JOB:
Repeat every record below exactly, leaving out the pictures.

Entries from a dataset
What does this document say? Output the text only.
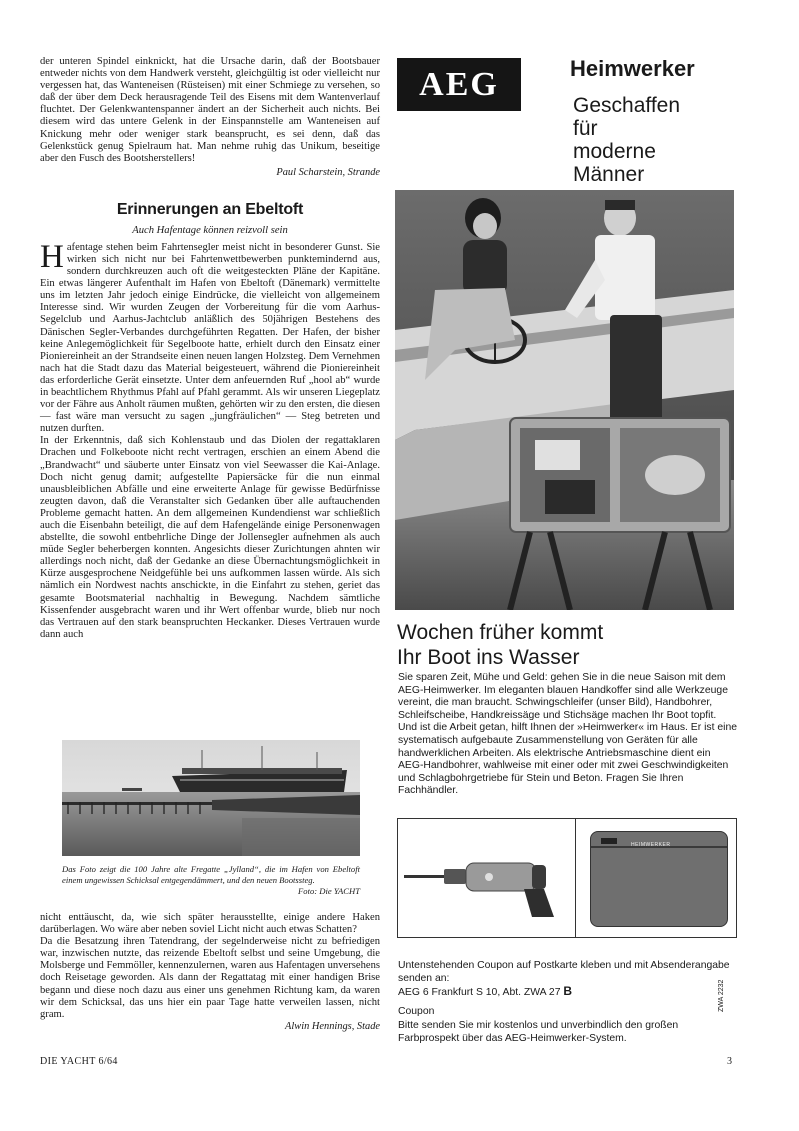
der unteren Spindel einknickt, hat die Ursache darin, daß der Bootsbauer entweder nichts von dem Handwerk versteht, gleichgültig ist oder vielleicht nur vergessen hat, das Wanteneisen (Rüsteisen) mit einer Schmiege zu versehen, so daß der über dem Deck herausragende Teil des Eisens mit dem Wantenverlauf fluchtet. Der Gelenkwantenspanner ändert an der Sicherheit auch nichts. Bei diesem wird das untere Gelenk in der Einspannstelle am Wanteneisen auf Knickung mehr oder weniger stark beansprucht, es sei denn, daß das Gelenkstück genug Spielraum hat. Man nehme ruhig das Unikum, beseitige aber den Fusch des Bootsherstellers!

Paul Scharstein, Strande

Erinnerungen an Ebeltoft
Auch Hafentage können reizvoll sein

Hafentage stehen beim Fahrtensegler meist nicht in besonderer Gunst. Sie wirken sich nicht nur bei Fahrtenwettbewerben punktemindernd aus, sondern durchkreuzen auch oft die weitgesteckten Pläne der Kapitäne. Ein etwas längerer Aufenthalt im Hafen von Ebeltoft (Dänemark) vermittelte uns im letzten Jahr jedoch einige Eindrücke, die vielleicht von allgemeinem Interesse sind. Wir wurden Zeugen der Vorbereitung für die vom Aarhus-Segelclub und Aarhus-Jachtclub anläßlich des 50jährigen Bestehens des Dänischen Segler-Verbandes durchgeführten Regatten. Der Hafen, der bisher keine Anlegemöglichkeit für Segelboote hatte, erhielt durch den Einsatz einer Pioniereinheit an der Strandseite einen neuen langen Holzsteg. Dem Vernehmen nach hat die Stadt dazu das Material beigesteuert, während die Pioniereinheit das erforderliche Gerät einsetzte. Unter dem anfeuernden Ruf „hool ab“ wurde in beachtlichem Rhythmus Pfahl auf Pfahl gerammt. Als wir unseren Liegeplatz vor der Fähre aus Anholt räumen mußten, gehörten wir zu den ersten, die diesen — fast wäre man versucht zu sagen „jungfräulichen“ — Steg betreten und nutzen durften.

In der Erkenntnis, daß sich Kohlenstaub und das Diolen der regattaklaren Drachen und Folkeboote nicht recht vertragen, erschien an einem Abend die „Brandwacht“ und säuberte unter Einsatz von viel Seewasser die Kai-Anlage. Doch nicht genug damit; aufgestellte Papiersäcke für die nun einmal unausbleiblichen Abfälle und eine erweiterte Anlage für gewisse Bedürfnisse zeugten davon, daß die Veranstalter sich Gedanken über alle auftauchenden Probleme gemacht hatten. An dem allgemeinen Kundendienst war schließlich auch die Eisenbahn beteiligt, die auf dem Hafengelände einige Personenwagen abstellte, die sowohl entbehrliche Dinge der Jollensegler aufnehmen als auch müde Segler beherbergen konnten. Angesichts dieser Zurichtungen ahnten wir allerdings noch nicht, daß der Gedanke an diese Übernachtungsmöglichkeit in Kürze ausgesprochene Neidgefühle bei uns aufkommen lassen würde. Als sich nämlich ein Nordwest nachts anschickte, in die Einfahrt zu stehen, geriet das gesamte Bootsmaterial nachhaltig in Bewegung. Nachdem sämtliche Kissenfender ausgebracht waren und ihr Wert offenbar wurde, blieb nur noch das Vertrauen auf den stark beanspruchten Heckanker. Dieses Vertrauen wurde dann auch

Das Foto zeigt die 100 Jahre alte Fregatte „Jylland“, die im Hafen von Ebeltoft einem ungewissen Schicksal entgegendämmert, und den neuen Bootssteg.
Foto: Die YACHT

nicht enttäuscht, da, wie sich später herausstellte, einige andere Haken darüberlagen. Wo wäre aber neben soviel Licht nicht auch etwas Schatten?

Da die Besatzung ihren Tatendrang, der segelnderweise nicht zu befriedigen war, inzwischen nutzte, das reizende Ebeltoft selbst und seine Umgebung, die Molsberge und Femmöller, kennenzulernen, waren aus Hafentagen unversehens doch Reisetage geworden. Als dann der Regattatag mit einer handigen Brise begann und diese noch dazu aus einer uns genehmen Richtung kam, da waren wir dem Schicksal, das uns hier ein paar Tage hatte verweilen lassen, nicht gram.

Alwin Hennings, Stade

DIE YACHT 6/64	3
AEG	Heimwerker
Geschaffen
für
moderne
Männer
Wochen früher kommt
Ihr Boot ins Wasser
Sie sparen Zeit, Mühe und Geld: gehen Sie in die neue Saison mit dem AEG-Heimwerker. Im eleganten blauen Handkoffer sind alle Werkzeuge vereint, die man braucht. Schwingschleifer (unser Bild), Handbohrer, Schleifscheibe, Handkreissäge und Stichsäge machen Ihr Boot topfit. Und ist die Arbeit getan, hilft Ihnen der »Heimwerker« im Haus. Er ist eine systematisch aufgebaute Zusammenstellung von Geräten für alle handwerklichen Arbeiten. Als elektrische Antriebsmaschine dient ein AEG-Handbohrer, wahlweise mit einer oder mit zwei Geschwindigkeiten und Schlagbohrgetriebe für Stein und Beton. Fragen Sie Ihren Fachhändler.
HEIMWERKER
Untenstehenden Coupon auf Postkarte kleben und mit Absenderangabe senden an:
AEG 6 Frankfurt S 10, Abt. ZWA 27 B
Coupon
Bitte senden Sie mir kostenlos und unverbindlich den großen Farbprospekt über das AEG-Heimwerker-System.
ZWA 2232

CORRECT ANSWER:
What does this document say? Output the text only.
der unteren Spindel einknickt, hat die Ursache darin, daß der Bootsbauer entweder nichts von dem Handwerk versteht, gleichgültig ist oder vielleicht nur vergessen hat, das Wanteneisen (Rüsteisen) mit einer Schmiege zu versehen, so daß der über dem Deck herausragende Teil des Eisens mit dem Wantenverlauf fluchtet. Der Gelenkwantenspanner ändert an der Sicherheit auch nichts. Bei diesem wird das untere Gelenk in der Einspannstelle am Wanteneisen auf Knickung mehr oder weniger stark beansprucht, es sei denn, daß das Gelenkstück genug Spielraum hat. Man nehme ruhig das Unikum, beseitige aber den Fusch des Bootsherstellers!

Paul Scharstein, Strande

Erinnerungen an Ebeltoft
Auch Hafentage können reizvoll sein

Hafentage stehen beim Fahrtensegler meist nicht in besonderer Gunst. Sie wirken sich nicht nur bei Fahrtenwettbewerben punktemindernd aus, sondern durchkreuzen auch oft die weitgesteckten Pläne der Kapitäne. Ein etwas längerer Aufenthalt im Hafen von Ebeltoft (Dänemark) vermittelte uns im letzten Jahr jedoch einige Eindrücke, die vielleicht von allgemeinem Interesse sind. Wir wurden Zeugen der Vorbereitung für die vom Aarhus-Segelclub und Aarhus-Jachtclub anläßlich des 50jährigen Bestehens des Dänischen Segler-Verbandes durchgeführten Regatten. Der Hafen, der bisher keine Anlegemöglichkeit für Segelboote hatte, erhielt durch den Einsatz einer Pioniereinheit an der Strandseite einen neuen langen Holzsteg. Dem Vernehmen nach hat die Stadt dazu das Material beigesteuert, während die Pioniereinheit das erforderliche Gerät einsetzte. Unter dem anfeuernden Ruf „hool ab“ wurde in beachtlichem Rhythmus Pfahl auf Pfahl gerammt. Als wir unseren Liegeplatz vor der Fähre aus Anholt räumen mußten, gehörten wir zu den ersten, die diesen — fast wäre man versucht zu sagen „jungfräulichen“ — Steg betreten und nutzen durften.

In der Erkenntnis, daß sich Kohlenstaub und das Diolen der regattaklaren Drachen und Folkeboote nicht recht vertragen, erschien an einem Abend die „Brandwacht“ und säuberte unter Einsatz von viel Seewasser die Kai-Anlage. Doch nicht genug damit; aufgestellte Papiersäcke für die nun einmal unausbleiblichen Abfälle und eine erweiterte Anlage für gewisse Bedürfnisse zeugten davon, daß die Veranstalter sich Gedanken über alle auftauchenden Probleme gemacht hatten. An dem allgemeinen Kundendienst war schließlich auch die Eisenbahn beteiligt, die auf dem Hafengelände einige Personenwagen abstellte, die sowohl entbehrliche Dinge der Jollensegler aufnehmen als auch müde Segler beherbergen konnten. Angesichts dieser Zurichtungen ahnten wir allerdings noch nicht, daß der Gedanke an diese Übernachtungsmöglichkeit in Kürze ausgesprochene Neidgefühle bei uns aufkommen lassen würde. Als sich nämlich ein Nordwest nachts anschickte, in die Einfahrt zu stehen, geriet das gesamte Bootsmaterial nachhaltig in Bewegung. Nachdem sämtliche Kissenfender ausgebracht waren und ihr Wert offenbar wurde, blieb nur noch das Vertrauen auf den stark beanspruchten Heckanker. Dieses Vertrauen wurde dann auch

Das Foto zeigt die 100 Jahre alte Fregatte „Jylland“, die im Hafen von Ebeltoft einem ungewissen Schicksal entgegendämmert, und den neuen Bootssteg.
Foto: Die YACHT

nicht enttäuscht, da, wie sich später herausstellte, einige andere Haken darüberlagen. Wo wäre aber neben soviel Licht nicht auch etwas Schatten?

Da die Besatzung ihren Tatendrang, der segelnderweise nicht zu befriedigen war, inzwischen nutzte, das reizende Ebeltoft selbst und seine Umgebung, die Molsberge und Femmöller, kennenzulernen, waren aus Hafentagen unversehens doch Reisetage geworden. Als dann der Regattatag mit einer handigen Brise begann und diese noch dazu aus einer uns genehmen Richtung kam, da waren wir dem Schicksal, das uns hier ein paar Tage hatte verweilen lassen, nicht gram.

Alwin Hennings, Stade

DIE YACHT 6/64	3
AEG	Heimwerker
Geschaffen
für
moderne
Männer
Wochen früher kommt
Ihr Boot ins Wasser
Sie sparen Zeit, Mühe und Geld: gehen Sie in die neue Saison mit dem AEG-Heimwerker. Im eleganten blauen Handkoffer sind alle Werkzeuge vereint, die man braucht. Schwingschleifer (unser Bild), Handbohrer, Schleifscheibe, Handkreissäge und Stichsäge machen Ihr Boot topfit. Und ist die Arbeit getan, hilft Ihnen der »Heimwerker« im Haus. Er ist eine systematisch aufgebaute Zusammenstellung von Geräten für alle handwerklichen Arbeiten. Als elektrische Antriebsmaschine dient ein AEG-Handbohrer, wahlweise mit einer oder mit zwei Geschwindigkeiten und Schlagbohrgetriebe für Stein und Beton. Fragen Sie Ihren Fachhändler.
HEIMWERKER
Untenstehenden Coupon auf Postkarte kleben und mit Absenderangabe senden an:
AEG 6 Frankfurt S 10, Abt. ZWA 27 B
Coupon
Bitte senden Sie mir kostenlos und unverbindlich den großen Farbprospekt über das AEG-Heimwerker-System.
ZWA 2232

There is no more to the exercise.